**What is being asked**
Going through the material below, please gather all lines with the word "Brussels" in them.

-=-=-=-=-

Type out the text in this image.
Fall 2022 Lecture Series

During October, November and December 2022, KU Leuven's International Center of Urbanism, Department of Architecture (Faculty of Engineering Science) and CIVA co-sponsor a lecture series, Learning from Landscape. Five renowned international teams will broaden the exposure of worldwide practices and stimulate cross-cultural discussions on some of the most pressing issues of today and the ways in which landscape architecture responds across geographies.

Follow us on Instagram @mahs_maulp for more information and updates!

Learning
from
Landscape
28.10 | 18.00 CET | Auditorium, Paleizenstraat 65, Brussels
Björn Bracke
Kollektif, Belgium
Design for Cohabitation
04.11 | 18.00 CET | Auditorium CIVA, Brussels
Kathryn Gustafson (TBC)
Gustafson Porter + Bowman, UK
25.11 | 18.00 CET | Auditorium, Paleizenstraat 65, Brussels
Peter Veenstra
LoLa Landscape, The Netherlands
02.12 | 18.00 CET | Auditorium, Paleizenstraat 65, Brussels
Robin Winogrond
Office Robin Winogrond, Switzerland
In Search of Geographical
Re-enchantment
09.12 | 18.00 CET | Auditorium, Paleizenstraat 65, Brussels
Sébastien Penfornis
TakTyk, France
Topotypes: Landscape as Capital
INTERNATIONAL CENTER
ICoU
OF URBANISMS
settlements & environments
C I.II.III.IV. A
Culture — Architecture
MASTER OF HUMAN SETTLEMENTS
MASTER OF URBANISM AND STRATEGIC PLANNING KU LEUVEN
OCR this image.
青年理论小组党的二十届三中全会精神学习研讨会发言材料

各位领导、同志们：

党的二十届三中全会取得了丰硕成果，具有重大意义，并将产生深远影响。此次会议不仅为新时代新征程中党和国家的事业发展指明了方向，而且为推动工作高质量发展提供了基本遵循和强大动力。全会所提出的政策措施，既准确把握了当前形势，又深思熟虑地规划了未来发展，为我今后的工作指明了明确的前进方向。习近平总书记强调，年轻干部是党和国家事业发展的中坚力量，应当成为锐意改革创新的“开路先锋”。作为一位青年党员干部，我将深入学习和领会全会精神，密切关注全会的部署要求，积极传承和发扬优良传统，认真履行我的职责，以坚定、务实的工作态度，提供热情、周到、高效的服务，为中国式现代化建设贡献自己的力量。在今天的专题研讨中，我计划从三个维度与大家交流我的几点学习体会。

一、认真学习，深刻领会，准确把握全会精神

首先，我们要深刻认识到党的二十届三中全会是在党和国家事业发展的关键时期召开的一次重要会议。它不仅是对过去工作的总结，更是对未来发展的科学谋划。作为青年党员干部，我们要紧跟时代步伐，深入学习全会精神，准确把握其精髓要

-=-=-=-=-

**Response**
28.10 | 18.00 CET | Auditorium, Paleizenstraat 65, Brussels
04.11 | 18.00 CET | Auditorium CIVA, Brussels
25.11 | 18.00 CET | Auditorium, Paleizenstraat 65, Brussels
02.12 | 18.00 CET | Auditorium, Paleizenstraat 65, Brussels
09.12 | 18.00 CET | Auditorium, Paleizenstraat 65, Brussels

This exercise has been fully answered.